# Z97 anniversary (ASROCK) refuses to enter BIOS! Help!



## mistersprinkles

I was running my Z97 anniversary with 4GB of RAM, G3258 and no GPU. I just upgraded to a 4790K, 8GB of RAM, and a GTX 980. Everythings working but it refuses to enter the UEFI bios... what the hell is going on?

I am on the latest BIOS. Help appreciated.


----------



## beers

What are you attempting?

http://acer--uk.custhelp.com/app/an...g-the-uefi-(bios)-setup-on-a-windows-8-system


----------



## mistersprinkles

I tried removing the bios battery and resetting the jumper. That didnt work so I removed the GPU and plugged back into the onboard video and got into bios. Configured it how I liked it, then put the GPU back in, and now with the GPU installed and the video output from the GPU it AGAIN refuses to enter bios. 

To be clear, im not sure if it actually is entering bios. I get a black screen. Windows does not boot, so something is happening, but if I AM in the bios I dont know it because I have a blank screen.


----------



## Laquer Head

Some mobo you need to manually change, in BIOS, to tell it that you are using integrated or dedicated gpu. My MSI Gaming 3 z97 was like that, you had to manually change it. Take out the 980, plug into mobo hdmi, and then see if you can get into BIOS and possibly there is setting for you to make change to dedicated.save..turn off, reinstall 980, and see if that works


----------



## mistersprinkles

Its already set to PCIE as the primary graphics adapter in bios...


----------



## Darren

You're plugging the video cable into the dedicated GPU right?


----------



## mistersprinkles

Yes of course. 

***I just noticed something- it's not just the bios the GPU won't show. I can't see anything outside of windows, period. I see the boot screen for the motherboard, then I get no windows splash screen, then I'm in windows.

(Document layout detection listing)
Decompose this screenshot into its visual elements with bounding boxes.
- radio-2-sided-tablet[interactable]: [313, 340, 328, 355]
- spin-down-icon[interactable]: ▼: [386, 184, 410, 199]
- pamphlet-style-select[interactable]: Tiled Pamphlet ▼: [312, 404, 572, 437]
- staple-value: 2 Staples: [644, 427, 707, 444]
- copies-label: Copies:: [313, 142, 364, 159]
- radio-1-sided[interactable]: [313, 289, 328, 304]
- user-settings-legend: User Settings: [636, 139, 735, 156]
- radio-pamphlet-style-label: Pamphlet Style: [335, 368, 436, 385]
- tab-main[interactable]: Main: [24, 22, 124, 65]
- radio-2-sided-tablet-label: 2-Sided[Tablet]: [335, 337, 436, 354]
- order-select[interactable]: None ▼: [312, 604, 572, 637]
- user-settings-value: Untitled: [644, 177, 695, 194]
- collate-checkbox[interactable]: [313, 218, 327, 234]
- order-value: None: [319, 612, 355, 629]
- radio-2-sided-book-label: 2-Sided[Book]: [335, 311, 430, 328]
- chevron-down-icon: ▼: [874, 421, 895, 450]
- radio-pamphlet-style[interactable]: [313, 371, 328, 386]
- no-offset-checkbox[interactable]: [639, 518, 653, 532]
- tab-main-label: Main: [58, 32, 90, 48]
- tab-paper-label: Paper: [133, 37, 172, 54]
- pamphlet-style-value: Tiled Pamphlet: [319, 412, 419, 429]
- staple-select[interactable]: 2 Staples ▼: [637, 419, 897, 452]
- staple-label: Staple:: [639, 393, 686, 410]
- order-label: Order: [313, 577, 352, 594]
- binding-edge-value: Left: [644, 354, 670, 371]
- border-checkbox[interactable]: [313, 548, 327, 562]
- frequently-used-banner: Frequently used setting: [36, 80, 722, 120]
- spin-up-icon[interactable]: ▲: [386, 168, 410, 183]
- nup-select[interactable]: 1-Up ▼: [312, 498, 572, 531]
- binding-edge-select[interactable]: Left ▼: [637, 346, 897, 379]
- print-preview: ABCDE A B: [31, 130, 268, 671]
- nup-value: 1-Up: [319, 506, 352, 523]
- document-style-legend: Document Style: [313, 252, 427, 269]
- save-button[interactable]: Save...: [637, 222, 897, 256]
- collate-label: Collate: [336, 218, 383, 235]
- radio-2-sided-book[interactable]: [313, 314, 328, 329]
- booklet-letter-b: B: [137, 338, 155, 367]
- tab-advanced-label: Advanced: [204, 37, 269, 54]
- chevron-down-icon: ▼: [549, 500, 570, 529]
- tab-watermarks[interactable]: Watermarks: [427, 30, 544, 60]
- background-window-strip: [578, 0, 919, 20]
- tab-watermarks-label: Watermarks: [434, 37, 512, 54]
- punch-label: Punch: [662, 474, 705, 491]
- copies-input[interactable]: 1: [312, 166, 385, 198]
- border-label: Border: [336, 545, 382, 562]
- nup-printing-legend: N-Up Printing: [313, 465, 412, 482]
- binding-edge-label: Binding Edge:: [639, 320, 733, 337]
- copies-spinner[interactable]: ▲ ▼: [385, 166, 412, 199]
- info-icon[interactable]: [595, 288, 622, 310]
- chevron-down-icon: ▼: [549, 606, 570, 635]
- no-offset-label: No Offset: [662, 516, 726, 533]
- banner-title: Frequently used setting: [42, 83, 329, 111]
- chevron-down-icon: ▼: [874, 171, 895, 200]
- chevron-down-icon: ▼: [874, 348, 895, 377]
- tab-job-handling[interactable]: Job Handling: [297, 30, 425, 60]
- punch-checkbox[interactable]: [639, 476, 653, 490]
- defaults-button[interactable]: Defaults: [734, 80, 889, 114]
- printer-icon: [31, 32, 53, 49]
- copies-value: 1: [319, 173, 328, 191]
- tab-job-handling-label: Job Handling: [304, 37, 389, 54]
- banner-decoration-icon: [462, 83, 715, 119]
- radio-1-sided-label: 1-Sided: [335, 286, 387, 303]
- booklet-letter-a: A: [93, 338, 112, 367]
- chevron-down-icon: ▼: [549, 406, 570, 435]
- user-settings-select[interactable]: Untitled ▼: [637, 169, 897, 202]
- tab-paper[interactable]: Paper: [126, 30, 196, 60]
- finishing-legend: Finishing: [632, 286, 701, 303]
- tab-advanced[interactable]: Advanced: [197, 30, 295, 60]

### Problems to solve
1 > Give the usernames of everyone who posts in the BIOS thread.
2 > Summarize the BIOS thread in two sentences.
The listing plays no part in the tasks.

### Exercise answers
1 > mistersprinkles, beers, Laquer Head, Darren

2 > After upgrading a Z97 Anniversary board to a 4790K, 8GB of RAM and a GTX 980, a user reports that the UEFI BIOS cannot be reached with the GPU installed, leaving only a black screen, although the BIOS was accessible through onboard video. Another poster suggests selecting the dedicated GPU in the BIOS, but that setting is already PCIE, and the user then notices that nothing outside Windows appears except the motherboard boot screen.